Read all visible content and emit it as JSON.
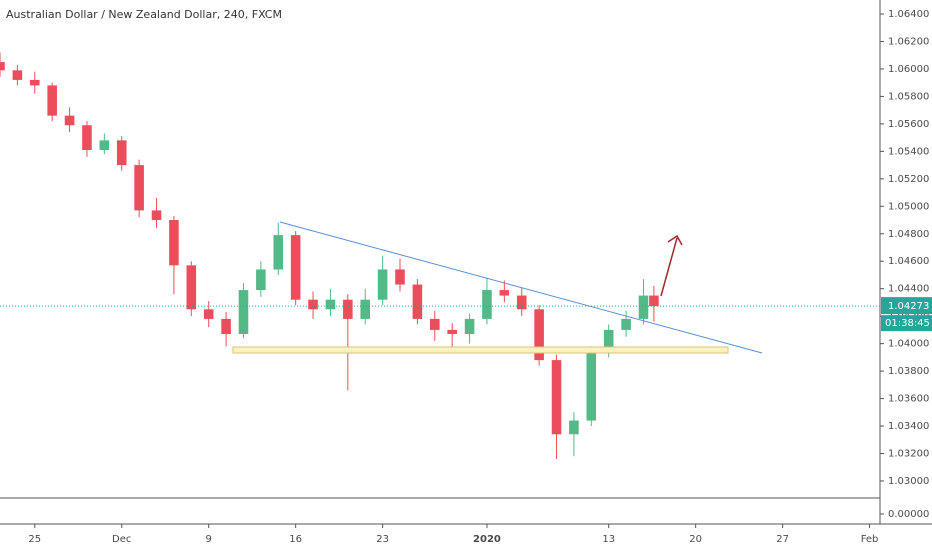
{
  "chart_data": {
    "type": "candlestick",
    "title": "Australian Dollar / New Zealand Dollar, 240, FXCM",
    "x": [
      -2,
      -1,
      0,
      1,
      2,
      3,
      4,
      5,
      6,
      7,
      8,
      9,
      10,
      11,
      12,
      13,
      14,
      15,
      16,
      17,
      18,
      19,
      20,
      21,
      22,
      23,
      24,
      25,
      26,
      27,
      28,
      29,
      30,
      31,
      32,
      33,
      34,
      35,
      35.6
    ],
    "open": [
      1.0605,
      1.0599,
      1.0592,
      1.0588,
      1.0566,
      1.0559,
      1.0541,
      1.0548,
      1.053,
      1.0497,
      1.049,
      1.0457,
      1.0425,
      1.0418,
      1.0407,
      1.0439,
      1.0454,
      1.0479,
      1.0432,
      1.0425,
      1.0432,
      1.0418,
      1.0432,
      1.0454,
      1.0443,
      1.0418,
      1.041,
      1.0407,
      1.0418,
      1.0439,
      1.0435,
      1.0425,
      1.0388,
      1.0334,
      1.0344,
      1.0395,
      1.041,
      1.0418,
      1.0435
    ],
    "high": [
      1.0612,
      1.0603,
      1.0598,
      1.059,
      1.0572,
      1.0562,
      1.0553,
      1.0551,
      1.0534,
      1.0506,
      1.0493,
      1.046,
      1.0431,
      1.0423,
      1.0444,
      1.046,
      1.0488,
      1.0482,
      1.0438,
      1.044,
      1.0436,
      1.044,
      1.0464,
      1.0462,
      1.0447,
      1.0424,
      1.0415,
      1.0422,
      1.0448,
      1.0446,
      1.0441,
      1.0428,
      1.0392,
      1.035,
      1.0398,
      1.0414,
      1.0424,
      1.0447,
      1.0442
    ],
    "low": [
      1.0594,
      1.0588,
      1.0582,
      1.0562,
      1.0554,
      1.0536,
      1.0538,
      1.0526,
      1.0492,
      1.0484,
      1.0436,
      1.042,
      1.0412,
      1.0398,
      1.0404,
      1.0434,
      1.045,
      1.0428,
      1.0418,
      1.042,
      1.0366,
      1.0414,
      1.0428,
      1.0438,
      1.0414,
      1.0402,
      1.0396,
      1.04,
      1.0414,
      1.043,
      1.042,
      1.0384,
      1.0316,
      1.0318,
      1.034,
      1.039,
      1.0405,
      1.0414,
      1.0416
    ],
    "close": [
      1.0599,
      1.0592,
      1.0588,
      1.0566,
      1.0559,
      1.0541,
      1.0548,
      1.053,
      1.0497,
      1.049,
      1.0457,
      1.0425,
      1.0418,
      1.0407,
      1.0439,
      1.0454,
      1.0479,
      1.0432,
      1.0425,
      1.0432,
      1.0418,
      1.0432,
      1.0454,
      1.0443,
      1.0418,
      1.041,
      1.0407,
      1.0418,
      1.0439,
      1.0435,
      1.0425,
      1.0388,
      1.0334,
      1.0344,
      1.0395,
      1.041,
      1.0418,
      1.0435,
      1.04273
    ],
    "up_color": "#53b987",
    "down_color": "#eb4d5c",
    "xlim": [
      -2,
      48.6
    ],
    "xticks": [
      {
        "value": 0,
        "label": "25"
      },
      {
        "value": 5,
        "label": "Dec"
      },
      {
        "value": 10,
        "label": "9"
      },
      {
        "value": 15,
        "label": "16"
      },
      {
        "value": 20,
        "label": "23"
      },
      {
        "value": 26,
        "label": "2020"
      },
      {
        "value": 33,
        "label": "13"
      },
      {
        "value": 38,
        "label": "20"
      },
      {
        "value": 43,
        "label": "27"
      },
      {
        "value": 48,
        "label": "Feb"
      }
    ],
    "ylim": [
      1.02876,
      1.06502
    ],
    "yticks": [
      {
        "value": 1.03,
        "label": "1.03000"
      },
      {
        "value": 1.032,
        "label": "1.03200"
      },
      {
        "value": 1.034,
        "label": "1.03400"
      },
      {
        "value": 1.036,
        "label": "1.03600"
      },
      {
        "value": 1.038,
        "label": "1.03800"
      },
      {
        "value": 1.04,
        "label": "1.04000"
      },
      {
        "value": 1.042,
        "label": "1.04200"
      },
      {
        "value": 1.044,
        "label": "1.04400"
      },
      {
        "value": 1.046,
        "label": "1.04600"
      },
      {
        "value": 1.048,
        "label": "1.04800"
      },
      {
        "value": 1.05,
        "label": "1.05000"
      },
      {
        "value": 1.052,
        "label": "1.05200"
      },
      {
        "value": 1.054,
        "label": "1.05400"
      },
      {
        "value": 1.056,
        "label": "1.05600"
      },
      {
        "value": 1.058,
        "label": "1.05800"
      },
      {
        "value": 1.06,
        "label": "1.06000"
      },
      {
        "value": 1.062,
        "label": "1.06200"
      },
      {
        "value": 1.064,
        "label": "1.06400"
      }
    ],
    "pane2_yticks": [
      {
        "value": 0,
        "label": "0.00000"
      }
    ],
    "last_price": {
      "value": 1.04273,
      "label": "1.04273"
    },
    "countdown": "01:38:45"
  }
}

################

### Written exercise
Keep every word of the data as it is when you write it out, but drop the pictures.

### Reply to the exercise
Read all visible content and emit it as JSON.
{
  "chart_data": {
    "type": "candlestick",
    "title": "Australian Dollar / New Zealand Dollar, 240, FXCM",
    "x": [
      -2,
      -1,
      0,
      1,
      2,
      3,
      4,
      5,
      6,
      7,
      8,
      9,
      10,
      11,
      12,
      13,
      14,
      15,
      16,
      17,
      18,
      19,
      20,
      21,
      22,
      23,
      24,
      25,
      26,
      27,
      28,
      29,
      30,
      31,
      32,
      33,
      34,
      35,
      35.6
    ],
    "open": [
      1.0605,
      1.0599,
      1.0592,
      1.0588,
      1.0566,
      1.0559,
      1.0541,
      1.0548,
      1.053,
      1.0497,
      1.049,
      1.0457,
      1.0425,
      1.0418,
      1.0407,
      1.0439,
      1.0454,
      1.0479,
      1.0432,
      1.0425,
      1.0432,
      1.0418,
      1.0432,
      1.0454,
      1.0443,
      1.0418,
      1.041,
      1.0407,
      1.0418,
      1.0439,
      1.0435,
      1.0425,
      1.0388,
      1.0334,
      1.0344,
      1.0395,
      1.041,
      1.0418,
      1.0435
    ],
    "high": [
      1.0612,
      1.0603,
      1.0598,
      1.059,
      1.0572,
      1.0562,
      1.0553,
      1.0551,
      1.0534,
      1.0506,
      1.0493,
      1.046,
      1.0431,
      1.0423,
      1.0444,
      1.046,
      1.0488,
      1.0482,
      1.0438,
      1.044,
      1.0436,
      1.044,
      1.0464,
      1.0462,
      1.0447,
      1.0424,
      1.0415,
      1.0422,
      1.0448,
      1.0446,
      1.0441,
      1.0428,
      1.0392,
      1.035,
      1.0398,
      1.0414,
      1.0424,
      1.0447,
      1.0442
    ],
    "low": [
      1.0594,
      1.0588,
      1.0582,
      1.0562,
      1.0554,
      1.0536,
      1.0538,
      1.0526,
      1.0492,
      1.0484,
      1.0436,
      1.042,
      1.0412,
      1.0398,
      1.0404,
      1.0434,
      1.045,
      1.0428,
      1.0418,
      1.042,
      1.0366,
      1.0414,
      1.0428,
      1.0438,
      1.0414,
      1.0402,
      1.0396,
      1.04,
      1.0414,
      1.043,
      1.042,
      1.0384,
      1.0316,
      1.0318,
      1.034,
      1.039,
      1.0405,
      1.0414,
      1.0416
    ],
    "close": [
      1.0599,
      1.0592,
      1.0588,
      1.0566,
      1.0559,
      1.0541,
      1.0548,
      1.053,
      1.0497,
      1.049,
      1.0457,
      1.0425,
      1.0418,
      1.0407,
      1.0439,
      1.0454,
      1.0479,
      1.0432,
      1.0425,
      1.0432,
      1.0418,
      1.0432,
      1.0454,
      1.0443,
      1.0418,
      1.041,
      1.0407,
      1.0418,
      1.0439,
      1.0435,
      1.0425,
      1.0388,
      1.0334,
      1.0344,
      1.0395,
      1.041,
      1.0418,
      1.0435,
      1.04273
    ],
    "up_color": "#53b987",
    "down_color": "#eb4d5c",
    "xlim": [
      -2,
      48.6
    ],
    "xticks": [
      {
        "value": 0,
        "label": "25"
      },
      {
        "value": 5,
        "label": "Dec"
      },
      {
        "value": 10,
        "label": "9"
      },
      {
        "value": 15,
        "label": "16"
      },
      {
        "value": 20,
        "label": "23"
      },
      {
        "value": 26,
        "label": "2020"
      },
      {
        "value": 33,
        "label": "13"
      },
      {
        "value": 38,
        "label": "20"
      },
      {
        "value": 43,
        "label": "27"
      },
      {
        "value": 48,
        "label": "Feb"
      }
    ],
    "ylim": [
      1.02876,
      1.06502
    ],
    "yticks": [
      {
        "value": 1.03,
        "label": "1.03000"
      },
      {
        "value": 1.032,
        "label": "1.03200"
      },
      {
        "value": 1.034,
        "label": "1.03400"
      },
      {
        "value": 1.036,
        "label": "1.03600"
      },
      {
        "value": 1.038,
        "label": "1.03800"
      },
      {
        "value": 1.04,
        "label": "1.04000"
      },
      {
        "value": 1.042,
        "label": "1.04200"
      },
      {
        "value": 1.044,
        "label": "1.04400"
      },
      {
        "value": 1.046,
        "label": "1.04600"
      },
      {
        "value": 1.048,
        "label": "1.04800"
      },
      {
        "value": 1.05,
        "label": "1.05000"
      },
      {
        "value": 1.052,
        "label": "1.05200"
      },
      {
        "value": 1.054,
        "label": "1.05400"
      },
      {
        "value": 1.056,
        "label": "1.05600"
      },
      {
        "value": 1.058,
        "label": "1.05800"
      },
      {
        "value": 1.06,
        "label": "1.06000"
      },
      {
        "value": 1.062,
        "label": "1.06200"
      },
      {
        "value": 1.064,
        "label": "1.06400"
      }
    ],
    "pane2_yticks": [
      {
        "value": 0,
        "label": "0.00000"
      }
    ],
    "last_price": {
      "value": 1.04273,
      "label": "1.04273"
    },
    "countdown": "01:38:45"
  }
}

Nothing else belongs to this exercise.